▸ **Written task**
Bring together all lines of the material below that contain the string "JSON".

## begin

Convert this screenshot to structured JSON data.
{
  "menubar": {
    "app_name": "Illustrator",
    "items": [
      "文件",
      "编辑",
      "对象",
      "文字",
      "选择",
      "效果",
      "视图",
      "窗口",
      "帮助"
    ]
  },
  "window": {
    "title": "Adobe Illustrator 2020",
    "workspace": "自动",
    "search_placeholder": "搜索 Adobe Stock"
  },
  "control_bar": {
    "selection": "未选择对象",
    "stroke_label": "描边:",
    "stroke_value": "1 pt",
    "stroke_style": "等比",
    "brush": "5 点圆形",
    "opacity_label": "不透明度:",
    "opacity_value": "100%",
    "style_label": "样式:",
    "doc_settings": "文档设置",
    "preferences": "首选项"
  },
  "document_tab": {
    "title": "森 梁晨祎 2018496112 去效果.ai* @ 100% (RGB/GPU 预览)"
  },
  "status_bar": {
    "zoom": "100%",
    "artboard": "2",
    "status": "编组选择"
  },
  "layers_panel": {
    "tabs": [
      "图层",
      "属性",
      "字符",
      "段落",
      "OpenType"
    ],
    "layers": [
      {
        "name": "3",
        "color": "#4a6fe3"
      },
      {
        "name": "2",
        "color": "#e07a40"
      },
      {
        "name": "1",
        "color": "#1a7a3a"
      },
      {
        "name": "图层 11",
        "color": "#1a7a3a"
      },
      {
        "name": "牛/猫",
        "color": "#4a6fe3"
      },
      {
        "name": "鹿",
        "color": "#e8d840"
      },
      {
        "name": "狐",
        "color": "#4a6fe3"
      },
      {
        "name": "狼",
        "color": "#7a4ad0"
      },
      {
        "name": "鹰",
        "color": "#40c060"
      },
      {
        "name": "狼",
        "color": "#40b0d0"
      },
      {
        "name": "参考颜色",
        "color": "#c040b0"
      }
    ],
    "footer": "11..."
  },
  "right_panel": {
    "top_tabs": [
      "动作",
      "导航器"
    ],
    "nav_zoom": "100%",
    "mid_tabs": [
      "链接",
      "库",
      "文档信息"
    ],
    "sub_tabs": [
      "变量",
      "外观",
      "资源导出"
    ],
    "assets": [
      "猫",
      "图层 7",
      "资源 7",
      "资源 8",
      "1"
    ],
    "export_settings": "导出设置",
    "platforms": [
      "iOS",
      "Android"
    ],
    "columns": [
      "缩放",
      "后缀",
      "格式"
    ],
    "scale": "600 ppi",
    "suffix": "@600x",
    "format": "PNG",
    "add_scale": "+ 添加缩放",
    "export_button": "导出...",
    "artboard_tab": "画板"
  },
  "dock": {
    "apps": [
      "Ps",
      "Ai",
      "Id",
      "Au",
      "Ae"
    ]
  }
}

## end
## begin

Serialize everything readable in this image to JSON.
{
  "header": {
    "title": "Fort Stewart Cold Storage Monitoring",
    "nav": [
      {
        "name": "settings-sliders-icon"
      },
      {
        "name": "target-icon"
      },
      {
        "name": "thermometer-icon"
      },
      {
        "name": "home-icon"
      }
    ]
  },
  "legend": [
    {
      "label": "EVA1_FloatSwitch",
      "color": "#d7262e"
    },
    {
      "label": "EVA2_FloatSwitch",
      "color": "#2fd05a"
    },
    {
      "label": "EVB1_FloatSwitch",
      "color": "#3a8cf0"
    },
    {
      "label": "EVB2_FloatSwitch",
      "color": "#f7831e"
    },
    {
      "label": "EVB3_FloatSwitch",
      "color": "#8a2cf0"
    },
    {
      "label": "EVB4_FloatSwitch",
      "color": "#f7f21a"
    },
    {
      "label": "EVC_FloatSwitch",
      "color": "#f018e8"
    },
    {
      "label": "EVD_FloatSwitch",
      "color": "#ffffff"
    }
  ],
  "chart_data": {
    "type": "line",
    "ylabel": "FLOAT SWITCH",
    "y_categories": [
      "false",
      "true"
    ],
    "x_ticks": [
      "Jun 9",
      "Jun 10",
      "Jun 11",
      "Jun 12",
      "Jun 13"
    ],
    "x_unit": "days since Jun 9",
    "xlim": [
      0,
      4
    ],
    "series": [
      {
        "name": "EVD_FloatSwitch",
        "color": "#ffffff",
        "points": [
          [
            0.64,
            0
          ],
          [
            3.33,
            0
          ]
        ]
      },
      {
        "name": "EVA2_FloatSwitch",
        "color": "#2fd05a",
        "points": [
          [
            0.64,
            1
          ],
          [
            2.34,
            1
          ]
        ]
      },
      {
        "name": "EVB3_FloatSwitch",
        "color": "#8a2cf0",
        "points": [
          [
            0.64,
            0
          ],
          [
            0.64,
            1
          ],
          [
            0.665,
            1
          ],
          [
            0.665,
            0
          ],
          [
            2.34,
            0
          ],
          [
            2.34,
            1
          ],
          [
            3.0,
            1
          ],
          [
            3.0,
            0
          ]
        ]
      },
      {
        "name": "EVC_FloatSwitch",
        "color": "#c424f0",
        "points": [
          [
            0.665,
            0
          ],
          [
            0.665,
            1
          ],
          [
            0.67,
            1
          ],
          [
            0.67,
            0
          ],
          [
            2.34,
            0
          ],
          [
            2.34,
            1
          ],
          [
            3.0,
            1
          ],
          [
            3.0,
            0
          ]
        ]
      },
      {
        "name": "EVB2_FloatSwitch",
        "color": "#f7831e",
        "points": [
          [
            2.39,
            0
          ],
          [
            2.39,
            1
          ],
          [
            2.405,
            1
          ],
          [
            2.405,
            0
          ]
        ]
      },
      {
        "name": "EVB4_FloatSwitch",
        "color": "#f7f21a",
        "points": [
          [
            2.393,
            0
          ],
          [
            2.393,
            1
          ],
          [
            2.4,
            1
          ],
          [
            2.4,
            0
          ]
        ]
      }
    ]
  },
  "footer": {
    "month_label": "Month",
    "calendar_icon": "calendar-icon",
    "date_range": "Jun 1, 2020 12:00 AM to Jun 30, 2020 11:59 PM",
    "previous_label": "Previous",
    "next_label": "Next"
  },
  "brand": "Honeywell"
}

## end

▸ **Written answer**
Convert this screenshot to structured JSON data.
Serialize everything readable in this image to JSON.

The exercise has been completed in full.